### Description of the task
Compile every line that includes the word "если".
--- --- ---
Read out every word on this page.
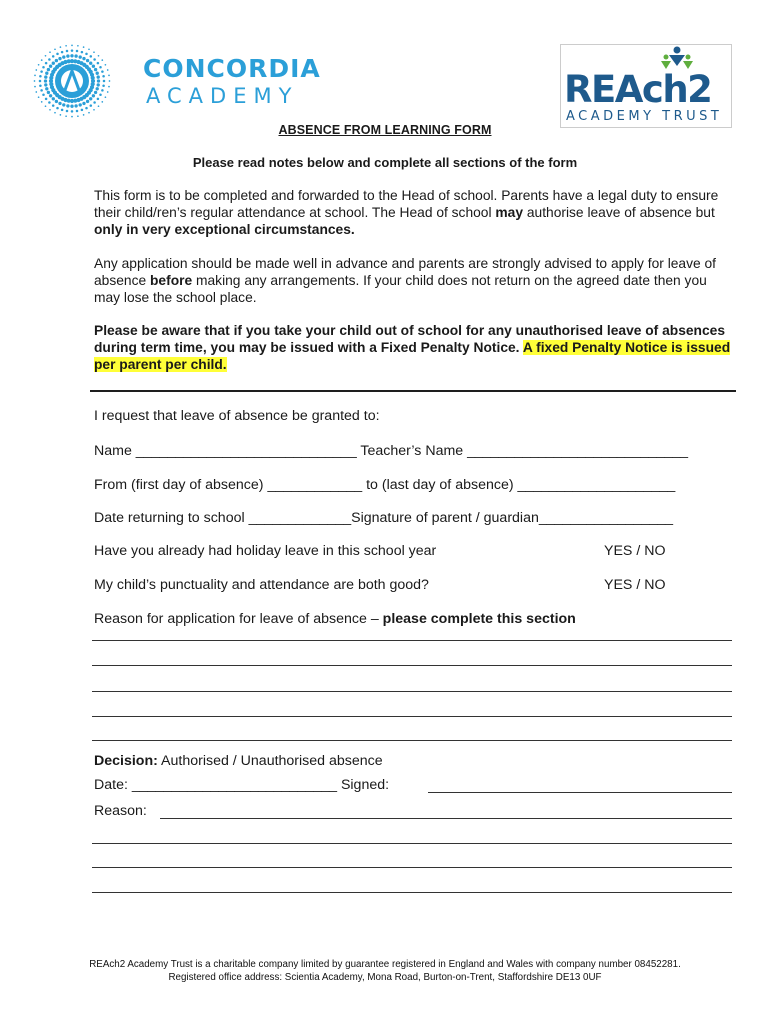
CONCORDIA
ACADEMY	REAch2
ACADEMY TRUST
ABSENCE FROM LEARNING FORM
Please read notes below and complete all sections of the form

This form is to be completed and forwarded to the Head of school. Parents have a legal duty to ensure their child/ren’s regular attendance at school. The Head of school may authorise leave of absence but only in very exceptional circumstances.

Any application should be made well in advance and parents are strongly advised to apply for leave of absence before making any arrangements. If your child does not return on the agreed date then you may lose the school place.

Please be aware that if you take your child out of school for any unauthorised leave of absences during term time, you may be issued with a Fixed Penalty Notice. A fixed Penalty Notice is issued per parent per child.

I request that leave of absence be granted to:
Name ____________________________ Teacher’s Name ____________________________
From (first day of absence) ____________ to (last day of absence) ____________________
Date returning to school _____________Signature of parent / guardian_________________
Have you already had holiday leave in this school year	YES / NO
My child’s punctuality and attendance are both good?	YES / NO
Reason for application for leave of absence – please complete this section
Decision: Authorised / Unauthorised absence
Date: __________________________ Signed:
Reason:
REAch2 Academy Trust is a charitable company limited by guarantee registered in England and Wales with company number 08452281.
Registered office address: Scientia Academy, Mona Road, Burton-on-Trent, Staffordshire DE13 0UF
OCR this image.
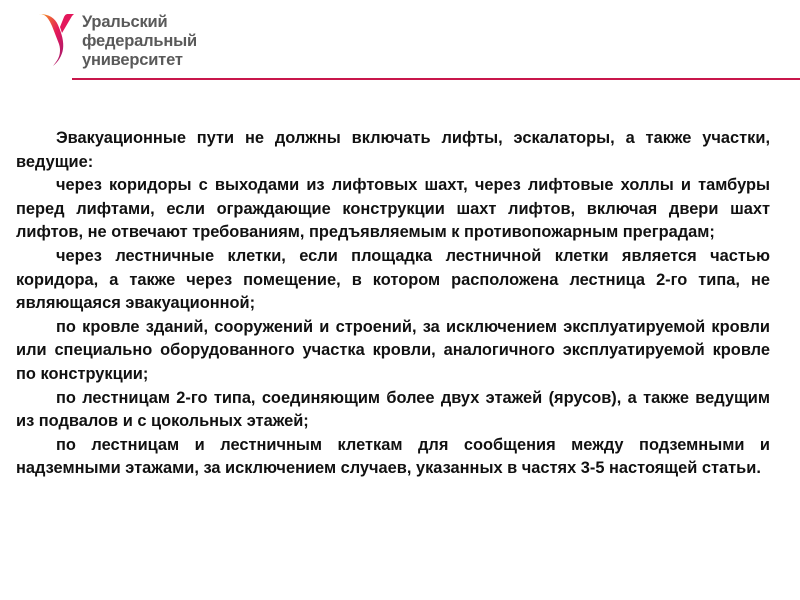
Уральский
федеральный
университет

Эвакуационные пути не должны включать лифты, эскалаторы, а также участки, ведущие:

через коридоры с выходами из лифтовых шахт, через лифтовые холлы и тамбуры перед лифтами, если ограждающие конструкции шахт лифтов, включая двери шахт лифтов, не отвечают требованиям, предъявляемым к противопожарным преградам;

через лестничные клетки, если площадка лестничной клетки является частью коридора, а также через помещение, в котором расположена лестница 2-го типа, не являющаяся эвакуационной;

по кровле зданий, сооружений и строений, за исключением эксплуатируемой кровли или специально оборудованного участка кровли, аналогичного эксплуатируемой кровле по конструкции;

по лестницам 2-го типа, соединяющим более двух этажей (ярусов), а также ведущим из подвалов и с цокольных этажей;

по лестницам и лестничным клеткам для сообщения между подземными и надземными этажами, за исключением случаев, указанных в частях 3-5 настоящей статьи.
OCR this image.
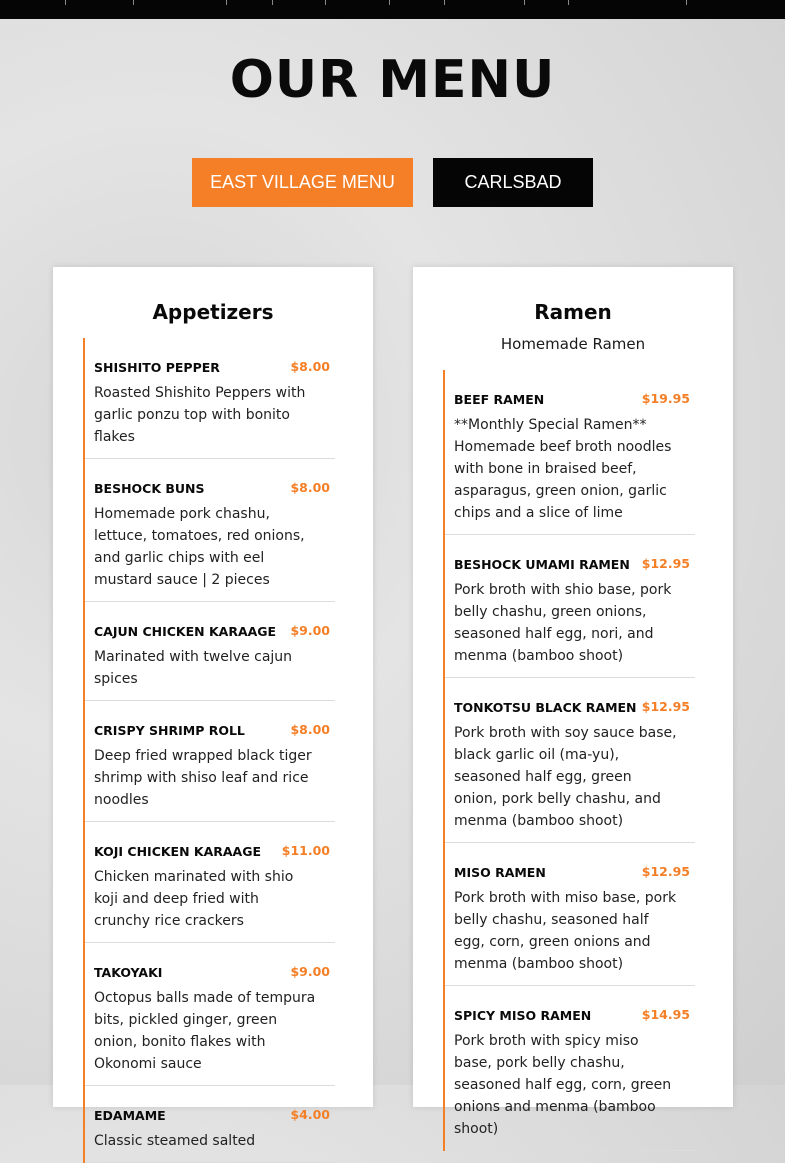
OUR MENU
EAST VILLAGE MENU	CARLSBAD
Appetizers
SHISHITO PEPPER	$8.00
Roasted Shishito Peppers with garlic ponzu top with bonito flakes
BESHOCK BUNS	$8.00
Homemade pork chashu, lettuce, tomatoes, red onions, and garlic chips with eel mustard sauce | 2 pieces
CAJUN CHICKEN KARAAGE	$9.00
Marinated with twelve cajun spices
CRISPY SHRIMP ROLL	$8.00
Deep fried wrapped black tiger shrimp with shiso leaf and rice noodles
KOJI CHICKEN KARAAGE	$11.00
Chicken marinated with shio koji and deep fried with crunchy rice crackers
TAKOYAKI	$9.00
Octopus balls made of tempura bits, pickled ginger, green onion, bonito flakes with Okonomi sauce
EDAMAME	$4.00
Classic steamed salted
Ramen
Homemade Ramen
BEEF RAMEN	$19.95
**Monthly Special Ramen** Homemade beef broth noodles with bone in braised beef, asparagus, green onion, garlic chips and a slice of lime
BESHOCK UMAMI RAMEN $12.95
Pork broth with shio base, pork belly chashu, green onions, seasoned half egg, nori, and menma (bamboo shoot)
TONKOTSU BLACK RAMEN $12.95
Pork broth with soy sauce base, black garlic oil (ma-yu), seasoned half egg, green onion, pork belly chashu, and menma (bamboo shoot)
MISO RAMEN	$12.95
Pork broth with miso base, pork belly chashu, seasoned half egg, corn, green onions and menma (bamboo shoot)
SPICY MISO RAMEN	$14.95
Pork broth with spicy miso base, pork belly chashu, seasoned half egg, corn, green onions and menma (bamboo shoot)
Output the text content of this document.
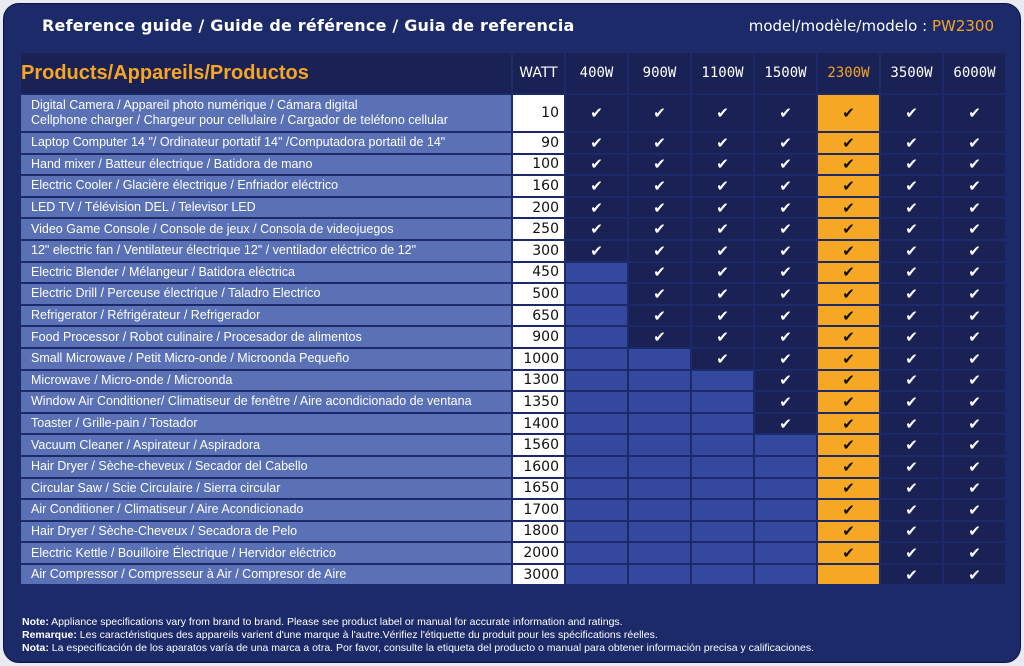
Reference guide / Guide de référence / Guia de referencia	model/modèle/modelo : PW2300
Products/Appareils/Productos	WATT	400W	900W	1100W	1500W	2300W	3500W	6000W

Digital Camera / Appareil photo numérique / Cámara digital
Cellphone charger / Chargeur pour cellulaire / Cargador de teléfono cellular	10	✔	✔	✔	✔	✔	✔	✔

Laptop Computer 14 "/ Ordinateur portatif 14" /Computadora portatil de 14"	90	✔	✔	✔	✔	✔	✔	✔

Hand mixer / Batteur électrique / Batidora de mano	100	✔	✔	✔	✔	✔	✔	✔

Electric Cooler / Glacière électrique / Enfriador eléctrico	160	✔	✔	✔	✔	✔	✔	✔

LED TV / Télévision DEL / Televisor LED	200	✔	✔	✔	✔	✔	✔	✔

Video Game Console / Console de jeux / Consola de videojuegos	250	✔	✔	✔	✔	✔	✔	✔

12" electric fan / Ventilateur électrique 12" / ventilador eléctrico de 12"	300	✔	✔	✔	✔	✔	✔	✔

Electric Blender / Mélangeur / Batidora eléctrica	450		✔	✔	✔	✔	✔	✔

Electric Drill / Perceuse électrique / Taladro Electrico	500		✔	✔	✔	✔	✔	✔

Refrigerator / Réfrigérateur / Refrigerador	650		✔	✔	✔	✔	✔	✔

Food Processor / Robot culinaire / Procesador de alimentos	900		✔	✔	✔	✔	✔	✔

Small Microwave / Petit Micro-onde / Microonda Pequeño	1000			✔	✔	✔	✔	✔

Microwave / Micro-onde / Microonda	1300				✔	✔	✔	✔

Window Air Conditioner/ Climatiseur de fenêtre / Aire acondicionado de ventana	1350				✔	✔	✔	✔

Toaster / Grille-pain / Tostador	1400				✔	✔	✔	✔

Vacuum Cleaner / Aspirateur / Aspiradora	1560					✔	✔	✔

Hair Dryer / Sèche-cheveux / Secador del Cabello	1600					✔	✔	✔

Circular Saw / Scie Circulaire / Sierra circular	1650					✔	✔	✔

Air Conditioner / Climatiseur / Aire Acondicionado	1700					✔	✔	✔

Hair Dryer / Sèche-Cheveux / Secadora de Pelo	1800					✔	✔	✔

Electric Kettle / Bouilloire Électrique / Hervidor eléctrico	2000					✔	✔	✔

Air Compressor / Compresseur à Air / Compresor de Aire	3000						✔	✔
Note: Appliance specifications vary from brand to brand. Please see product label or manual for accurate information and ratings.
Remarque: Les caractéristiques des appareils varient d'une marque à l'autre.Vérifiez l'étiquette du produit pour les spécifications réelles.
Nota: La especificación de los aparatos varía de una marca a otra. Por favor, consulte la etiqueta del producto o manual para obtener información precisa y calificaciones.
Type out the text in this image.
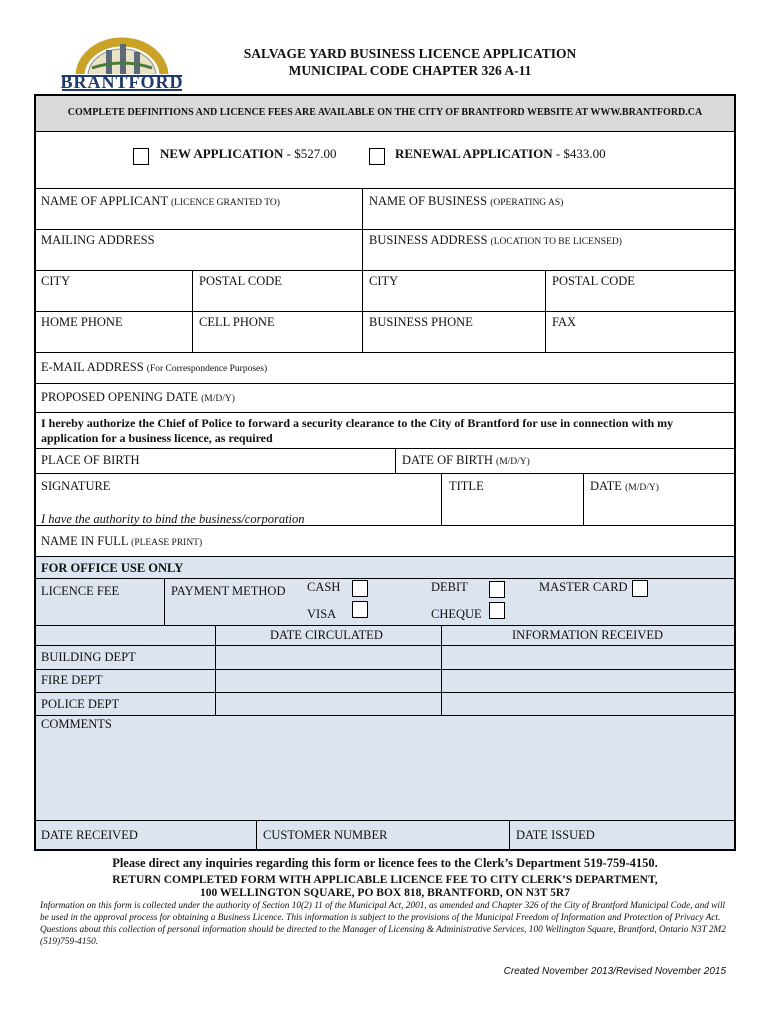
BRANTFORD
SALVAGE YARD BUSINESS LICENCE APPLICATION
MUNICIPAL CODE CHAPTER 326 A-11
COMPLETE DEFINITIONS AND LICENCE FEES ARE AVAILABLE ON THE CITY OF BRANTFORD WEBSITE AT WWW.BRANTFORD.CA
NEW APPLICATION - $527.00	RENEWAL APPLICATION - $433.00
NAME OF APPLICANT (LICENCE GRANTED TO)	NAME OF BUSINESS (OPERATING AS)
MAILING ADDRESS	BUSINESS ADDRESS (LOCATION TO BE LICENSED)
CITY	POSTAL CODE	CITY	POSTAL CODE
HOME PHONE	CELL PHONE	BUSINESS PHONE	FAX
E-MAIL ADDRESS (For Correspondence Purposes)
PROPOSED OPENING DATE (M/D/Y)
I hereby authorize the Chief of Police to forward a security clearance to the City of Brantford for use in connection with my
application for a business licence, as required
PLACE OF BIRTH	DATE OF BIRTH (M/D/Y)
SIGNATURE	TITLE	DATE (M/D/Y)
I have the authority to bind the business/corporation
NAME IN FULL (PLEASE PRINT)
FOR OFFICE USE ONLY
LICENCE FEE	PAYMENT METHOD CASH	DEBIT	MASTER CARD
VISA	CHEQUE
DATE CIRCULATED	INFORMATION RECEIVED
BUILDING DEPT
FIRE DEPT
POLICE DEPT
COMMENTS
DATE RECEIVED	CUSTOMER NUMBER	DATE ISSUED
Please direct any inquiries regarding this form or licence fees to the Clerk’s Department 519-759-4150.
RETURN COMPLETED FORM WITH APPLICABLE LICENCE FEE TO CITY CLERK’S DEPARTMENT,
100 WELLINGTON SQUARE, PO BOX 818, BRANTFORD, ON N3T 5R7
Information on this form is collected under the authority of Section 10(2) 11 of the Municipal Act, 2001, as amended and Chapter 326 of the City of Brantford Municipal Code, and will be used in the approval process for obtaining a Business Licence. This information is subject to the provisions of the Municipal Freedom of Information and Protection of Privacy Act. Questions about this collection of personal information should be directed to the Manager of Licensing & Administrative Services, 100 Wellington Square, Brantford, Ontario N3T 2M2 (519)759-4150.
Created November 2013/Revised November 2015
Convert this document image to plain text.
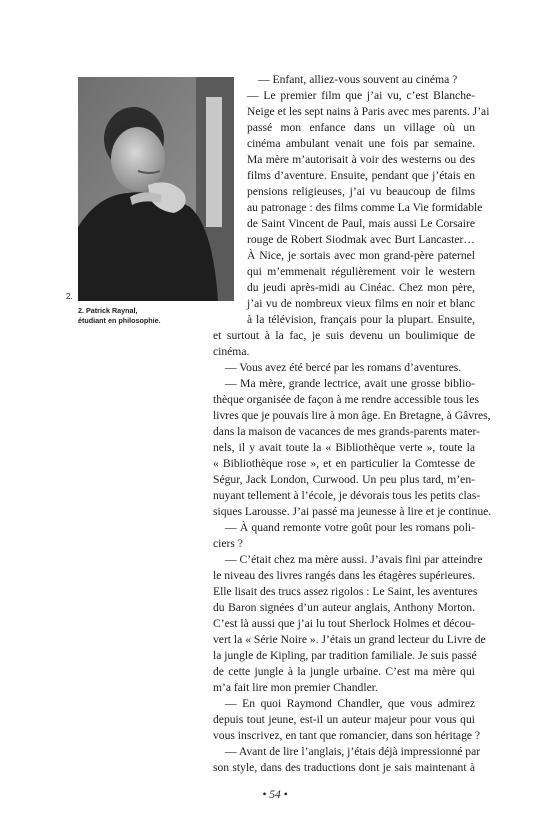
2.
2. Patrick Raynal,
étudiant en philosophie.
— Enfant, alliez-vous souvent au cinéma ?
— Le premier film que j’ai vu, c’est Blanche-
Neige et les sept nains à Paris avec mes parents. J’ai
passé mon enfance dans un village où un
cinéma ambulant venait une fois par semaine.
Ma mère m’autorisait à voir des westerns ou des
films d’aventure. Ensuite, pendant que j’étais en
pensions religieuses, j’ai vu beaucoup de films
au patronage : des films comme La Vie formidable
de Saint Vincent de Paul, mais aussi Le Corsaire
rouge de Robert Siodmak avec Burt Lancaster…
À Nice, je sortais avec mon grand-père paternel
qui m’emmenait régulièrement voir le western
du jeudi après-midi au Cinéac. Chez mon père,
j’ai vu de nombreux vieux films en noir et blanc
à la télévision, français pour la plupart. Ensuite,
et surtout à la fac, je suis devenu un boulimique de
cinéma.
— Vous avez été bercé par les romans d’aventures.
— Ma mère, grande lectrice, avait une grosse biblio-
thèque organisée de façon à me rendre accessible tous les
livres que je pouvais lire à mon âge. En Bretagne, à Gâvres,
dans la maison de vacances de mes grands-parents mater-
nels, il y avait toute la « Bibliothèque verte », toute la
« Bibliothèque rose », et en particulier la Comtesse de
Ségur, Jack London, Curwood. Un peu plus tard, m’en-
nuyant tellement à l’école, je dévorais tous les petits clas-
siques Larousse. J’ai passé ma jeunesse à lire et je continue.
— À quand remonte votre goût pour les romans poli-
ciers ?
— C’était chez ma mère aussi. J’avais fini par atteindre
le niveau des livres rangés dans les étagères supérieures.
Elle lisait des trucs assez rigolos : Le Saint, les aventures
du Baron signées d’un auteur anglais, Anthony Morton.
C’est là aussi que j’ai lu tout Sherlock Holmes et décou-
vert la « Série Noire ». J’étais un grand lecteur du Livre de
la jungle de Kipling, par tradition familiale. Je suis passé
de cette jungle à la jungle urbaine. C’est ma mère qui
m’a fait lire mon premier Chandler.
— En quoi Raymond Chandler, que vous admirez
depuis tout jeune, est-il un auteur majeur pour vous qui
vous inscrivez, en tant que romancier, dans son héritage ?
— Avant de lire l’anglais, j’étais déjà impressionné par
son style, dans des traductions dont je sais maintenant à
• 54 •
--- --- ---
### Result for this task
через коридоры с выходами из лифтовых шахт, через лифтовые холлы и тамбуры перед лифтами, если ограждающие конструкции шахт лифтов, включая двери шахт лифтов, не отвечают требованиям, предъявляемым к противопожарным преградам;
через лестничные клетки, если площадка лестничной клетки является частью коридора, а также через помещение, в котором расположена лестница 2-го типа, не являющаяся эвакуационной;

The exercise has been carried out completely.